◆ Material for the task
* * * * *
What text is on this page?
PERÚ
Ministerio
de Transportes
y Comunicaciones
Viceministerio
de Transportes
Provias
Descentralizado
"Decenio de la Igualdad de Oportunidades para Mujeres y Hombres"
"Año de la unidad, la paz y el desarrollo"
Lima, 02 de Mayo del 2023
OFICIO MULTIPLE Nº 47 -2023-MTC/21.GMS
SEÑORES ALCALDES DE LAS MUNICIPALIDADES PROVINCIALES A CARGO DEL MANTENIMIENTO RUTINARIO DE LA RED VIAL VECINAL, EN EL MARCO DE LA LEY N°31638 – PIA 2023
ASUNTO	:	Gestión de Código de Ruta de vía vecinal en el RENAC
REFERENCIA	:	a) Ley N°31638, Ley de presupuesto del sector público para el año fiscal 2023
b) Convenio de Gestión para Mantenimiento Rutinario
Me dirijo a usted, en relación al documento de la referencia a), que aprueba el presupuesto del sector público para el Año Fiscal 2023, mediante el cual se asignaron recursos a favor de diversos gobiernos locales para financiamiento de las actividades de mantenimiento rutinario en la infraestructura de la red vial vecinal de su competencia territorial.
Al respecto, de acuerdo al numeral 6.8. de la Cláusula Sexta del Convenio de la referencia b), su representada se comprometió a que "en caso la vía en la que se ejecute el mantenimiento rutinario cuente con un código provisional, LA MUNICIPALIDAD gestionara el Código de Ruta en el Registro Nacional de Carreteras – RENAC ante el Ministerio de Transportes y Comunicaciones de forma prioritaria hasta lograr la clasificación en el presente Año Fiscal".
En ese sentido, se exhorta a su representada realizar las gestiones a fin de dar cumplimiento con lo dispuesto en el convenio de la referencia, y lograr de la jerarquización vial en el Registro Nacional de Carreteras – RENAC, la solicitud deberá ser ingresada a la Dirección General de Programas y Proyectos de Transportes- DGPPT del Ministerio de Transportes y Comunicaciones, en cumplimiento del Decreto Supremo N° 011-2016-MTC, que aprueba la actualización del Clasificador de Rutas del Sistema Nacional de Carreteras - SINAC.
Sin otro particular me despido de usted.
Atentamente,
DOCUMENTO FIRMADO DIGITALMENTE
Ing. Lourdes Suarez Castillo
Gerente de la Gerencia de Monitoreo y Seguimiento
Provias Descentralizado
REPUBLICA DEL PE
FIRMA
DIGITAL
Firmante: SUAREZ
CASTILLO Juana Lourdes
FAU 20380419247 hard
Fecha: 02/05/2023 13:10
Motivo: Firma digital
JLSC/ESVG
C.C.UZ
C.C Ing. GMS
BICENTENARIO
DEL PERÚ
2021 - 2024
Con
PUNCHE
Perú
* * * * *
◆ What to produce
Pull out each line of the records holding the string "Lourdes".

◆ Task output
Ing. Lourdes Suarez Castillo
CASTILLO Juana Lourdes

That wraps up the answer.